Direction » Search the entries for the word "content" and pull out each line that has it.

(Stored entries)
===============

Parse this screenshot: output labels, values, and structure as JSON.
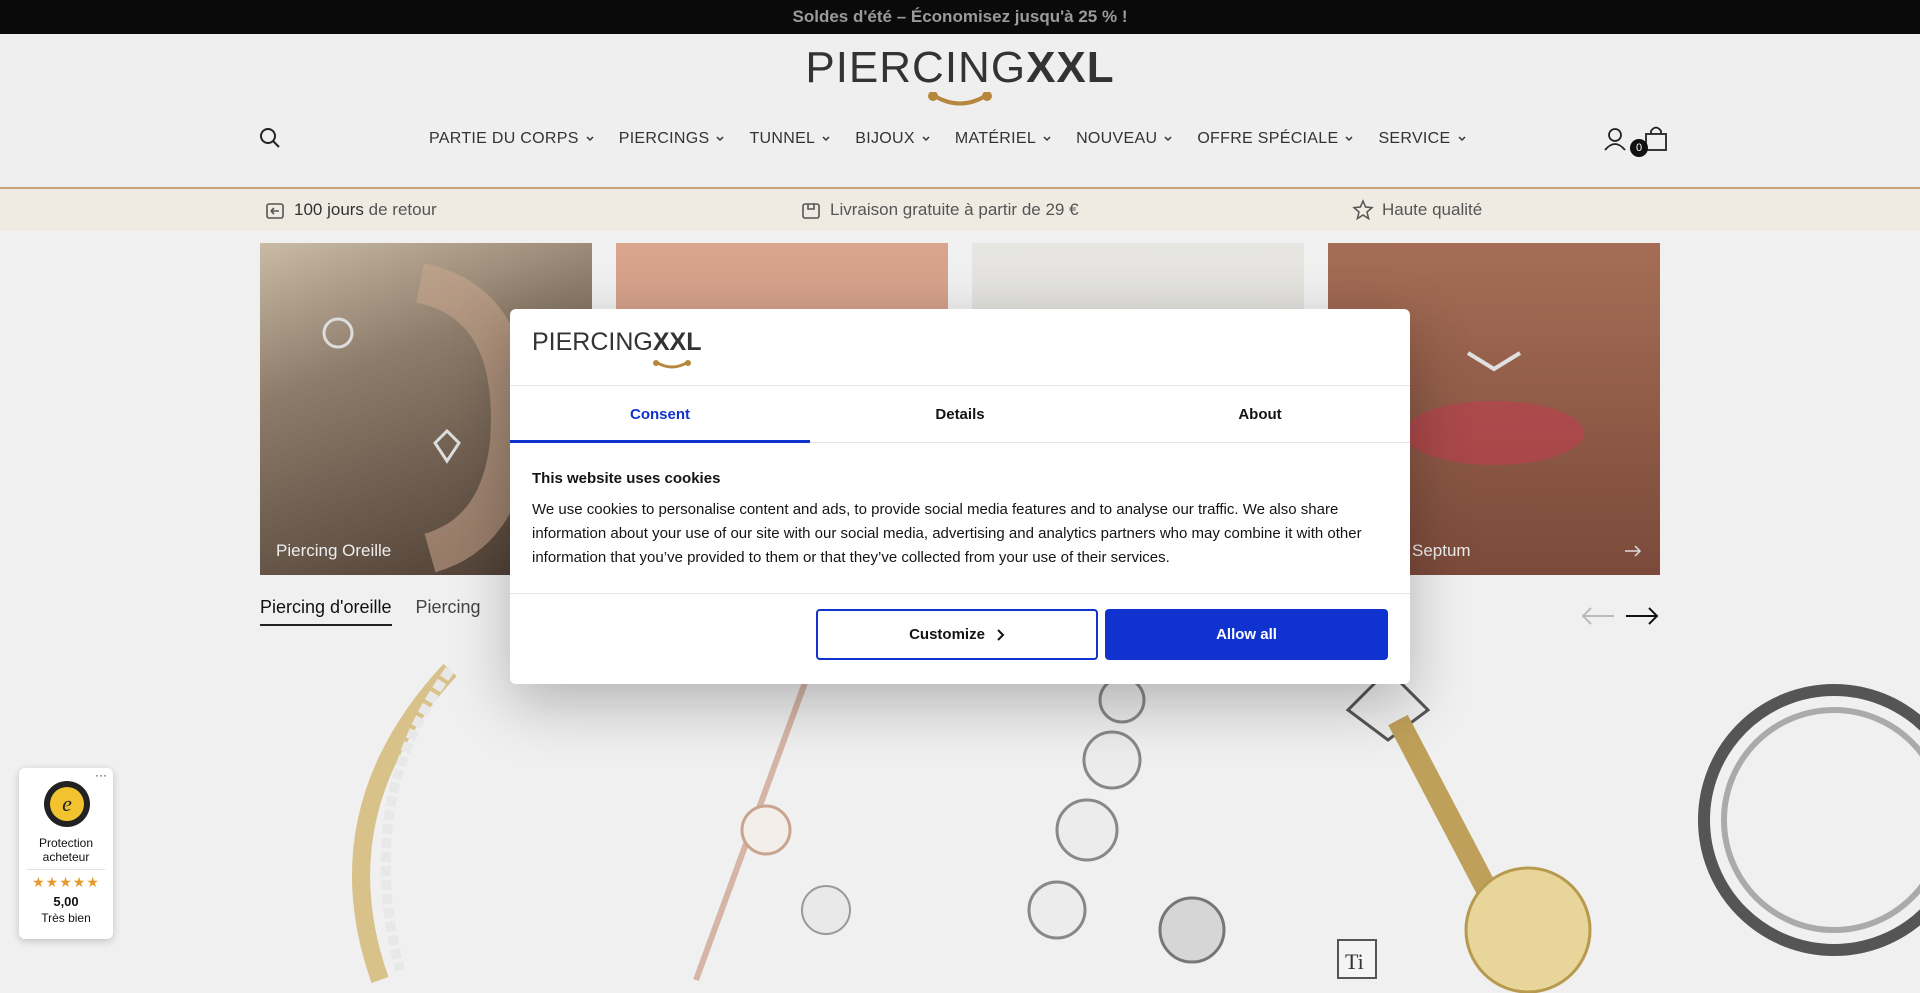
{
  "promo": {
    "text": "Soldes d'été – Économisez jusqu'à 25 % !"
  },
  "header": {
    "logo": {
      "left": "PIERCING",
      "right": "XXL"
    },
    "nav": [
      {
        "label": "PARTIE DU CORPS"
      },
      {
        "label": "PIERCINGS"
      },
      {
        "label": "TUNNEL"
      },
      {
        "label": "BIJOUX"
      },
      {
        "label": "MATÉRIEL"
      },
      {
        "label": "NOUVEAU"
      },
      {
        "label": "OFFRE SPÉCIALE"
      },
      {
        "label": "SERVICE"
      }
    ],
    "cart_count": "0"
  },
  "usps": [
    {
      "bold": "100 jours",
      "rest": " de retour",
      "icon": "return-box-icon"
    },
    {
      "bold": "",
      "rest": "Livraison gratuite à partir de 29 €",
      "icon": "delivery-box-icon"
    },
    {
      "bold": "",
      "rest": "Haute qualité",
      "icon": "star-icon"
    }
  ],
  "categories": [
    {
      "label": "Piercing Oreille"
    },
    {
      "label": ""
    },
    {
      "label": ""
    },
    {
      "label": "Septum"
    }
  ],
  "product_tabs": [
    {
      "label": "Piercing d'oreille"
    },
    {
      "label": "Piercing"
    }
  ],
  "cookie_modal": {
    "logo": {
      "left": "PIERCING",
      "right": "XXL"
    },
    "tabs": [
      {
        "label": "Consent"
      },
      {
        "label": "Details"
      },
      {
        "label": "About"
      }
    ],
    "title": "This website uses cookies",
    "body": "We use cookies to personalise content and ads, to provide social media features and to analyse our traffic. We also share information about your use of our site with our social media, advertising and analytics partners who may combine it with other information that you’ve provided to them or that they’ve collected from your use of their services.",
    "customize_label": "Customize",
    "allow_label": "Allow all",
    "accent": "#1032cf"
  },
  "trust_badge": {
    "more": "···",
    "line1": "Protection acheteur",
    "stars": "★★★★★",
    "score": "5,00",
    "rating": "Très bien"
  }
}
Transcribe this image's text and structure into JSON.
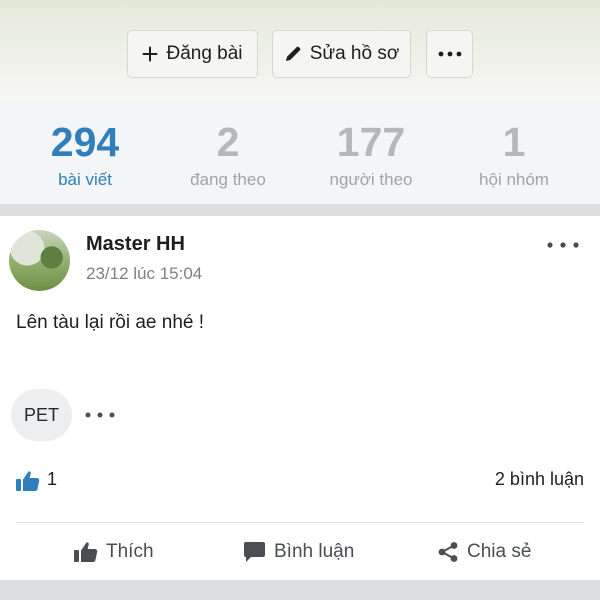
{
  "toolbar": {
    "post_label": "Đăng bài",
    "edit_profile_label": "Sửa hồ sơ",
    "more_icon": "ellipsis-icon"
  },
  "stats": [
    {
      "value": "294",
      "label": "bài viết",
      "active": true
    },
    {
      "value": "2",
      "label": "đang theo",
      "active": false
    },
    {
      "value": "177",
      "label": "người theo",
      "active": false
    },
    {
      "value": "1",
      "label": "hội nhóm",
      "active": false
    }
  ],
  "post": {
    "author": "Master HH",
    "timestamp": "23/12 lúc 15:04",
    "content": "Lên tàu lại rồi ae nhé !",
    "tag": "PET",
    "like_count": "1",
    "comment_count": "2 bình luận",
    "actions": {
      "like": "Thích",
      "comment": "Bình luận",
      "share": "Chia sẻ"
    }
  },
  "colors": {
    "accent": "#2f7fbc",
    "muted_text": "#a0a4aa"
  }
}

===============

Worked solution »
    "body": "We use cookies to personalise content and ads, to provide social media features and to analyse our traffic. We also share information about your use of our site with our social media, advertising and analytics partners who may combine it with other information that you’ve provided to them or that they’ve collected from your use of their services.",
    "content": "Lên tàu lại rồi ae nhé !",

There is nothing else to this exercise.